EXERCISE – Return the material exactly as supplied, apart from the pictures, which are omitted.

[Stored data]
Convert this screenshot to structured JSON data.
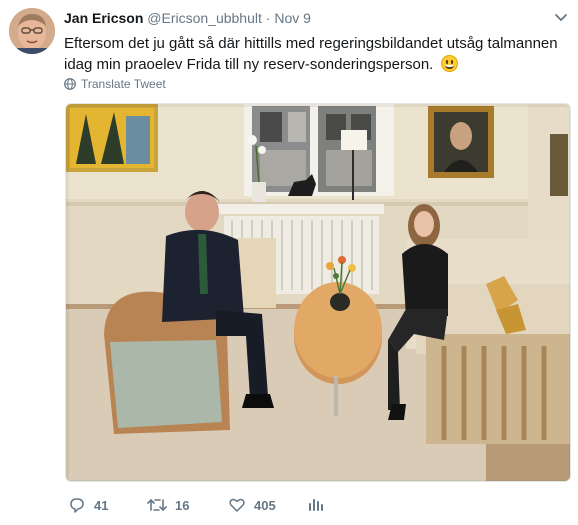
{
  "tweet": {
    "author_name": "Jan Ericson",
    "handle": "@Ericson_ubbhult",
    "separator": "·",
    "date": "Nov 9",
    "text": "Eftersom det ju gått så där hittills med regeringsbildandet utsåg talmannen idag min praoelev Frida till ny reserv-sonderingsperson.",
    "translate_label": "Translate Tweet"
  },
  "actions": {
    "reply_count": "41",
    "retweet_count": "16",
    "like_count": "405"
  },
  "colors": {
    "secondary_text": "#657786",
    "primary_text": "#14171a"
  }
}
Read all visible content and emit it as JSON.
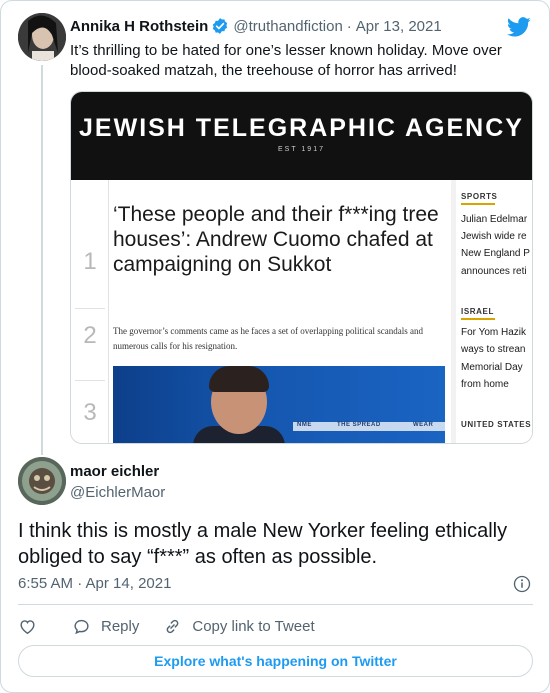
{
  "quoted_tweet": {
    "author_name": "Annika H Rothstein",
    "handle": "@truthandfiction",
    "separator": "·",
    "date": "Apr 13, 2021",
    "text": "It’s thrilling to be hated for one’s lesser known holiday. Move over blood-soaked matzah, the treehouse of horror has arrived!",
    "verified": true
  },
  "embedded_image": {
    "masthead": "JEWISH TELEGRAPHIC AGENCY",
    "established": "EST 1917",
    "headline": "‘These people and their f***ing tree houses’: Andrew Cuomo chafed at campaigning on Sukkot",
    "deck": "The governor’s comments came as he faces a set of overlapping political scandals and numerous calls for his resignation.",
    "rank_numbers": [
      "1",
      "2",
      "3"
    ],
    "photo_overlay_text": [
      "NME",
      "THE SPREAD",
      "WEAR"
    ],
    "sidebar": {
      "sections": [
        {
          "label": "SPORTS",
          "lines": [
            "Julian Edelmar",
            "Jewish wide re",
            "New England P",
            "announces reti"
          ]
        },
        {
          "label": "ISRAEL",
          "lines": [
            "For Yom Hazik",
            "ways to strean",
            "Memorial Day",
            "from home"
          ]
        },
        {
          "label": "UNITED STATES",
          "lines": []
        }
      ]
    },
    "accent_color": "#d9a300"
  },
  "reply_tweet": {
    "author_name": "maor eichler",
    "handle": "@EichlerMaor",
    "text": "I think this is mostly a male New Yorker feeling ethically obliged to say “f***” as often as possible.",
    "timestamp": "6:55 AM · Apr 14, 2021"
  },
  "actions": {
    "like_icon": "heart-icon",
    "reply_label": "Reply",
    "reply_icon": "speech-bubble-icon",
    "copy_link_label": "Copy link to Tweet",
    "copy_link_icon": "link-icon"
  },
  "explore_button": "Explore what's happening on Twitter",
  "colors": {
    "twitter_blue": "#1d9bf0",
    "secondary_text": "#536471",
    "border": "#cfd9de"
  }
}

TASK SOLUTION –
Convert this screenshot to structured JSON data.
{
  "tweet": {
    "author_name": "Jan Ericson",
    "handle": "@Ericson_ubbhult",
    "separator": "·",
    "date": "Nov 9",
    "text": "Eftersom det ju gått så där hittills med regeringsbildandet utsåg talmannen idag min praoelev Frida till ny reserv-sonderingsperson.",
    "translate_label": "Translate Tweet"
  },
  "actions": {
    "reply_count": "41",
    "retweet_count": "16",
    "like_count": "405"
  },
  "colors": {
    "secondary_text": "#657786",
    "primary_text": "#14171a"
  }
}
Read all visible content and emit it as JSON.
{
  "quoted_tweet": {
    "author_name": "Annika H Rothstein",
    "handle": "@truthandfiction",
    "separator": "·",
    "date": "Apr 13, 2021",
    "text": "It’s thrilling to be hated for one’s lesser known holiday. Move over blood-soaked matzah, the treehouse of horror has arrived!",
    "verified": true
  },
  "embedded_image": {
    "masthead": "JEWISH TELEGRAPHIC AGENCY",
    "established": "EST 1917",
    "headline": "‘These people and their f***ing tree houses’: Andrew Cuomo chafed at campaigning on Sukkot",
    "deck": "The governor’s comments came as he faces a set of overlapping political scandals and numerous calls for his resignation.",
    "rank_numbers": [
      "1",
      "2",
      "3"
    ],
    "photo_overlay_text": [
      "NME",
      "THE SPREAD",
      "WEAR"
    ],
    "sidebar": {
      "sections": [
        {
          "label": "SPORTS",
          "lines": [
            "Julian Edelmar",
            "Jewish wide re",
            "New England P",
            "announces reti"
          ]
        },
        {
          "label": "ISRAEL",
          "lines": [
            "For Yom Hazik",
            "ways to strean",
            "Memorial Day",
            "from home"
          ]
        },
        {
          "label": "UNITED STATES",
          "lines": []
        }
      ]
    },
    "accent_color": "#d9a300"
  },
  "reply_tweet": {
    "author_name": "maor eichler",
    "handle": "@EichlerMaor",
    "text": "I think this is mostly a male New Yorker feeling ethically obliged to say “f***” as often as possible.",
    "timestamp": "6:55 AM · Apr 14, 2021"
  },
  "actions": {
    "like_icon": "heart-icon",
    "reply_label": "Reply",
    "reply_icon": "speech-bubble-icon",
    "copy_link_label": "Copy link to Tweet",
    "copy_link_icon": "link-icon"
  },
  "explore_button": "Explore what's happening on Twitter",
  "colors": {
    "twitter_blue": "#1d9bf0",
    "secondary_text": "#536471",
    "border": "#cfd9de"
  }
}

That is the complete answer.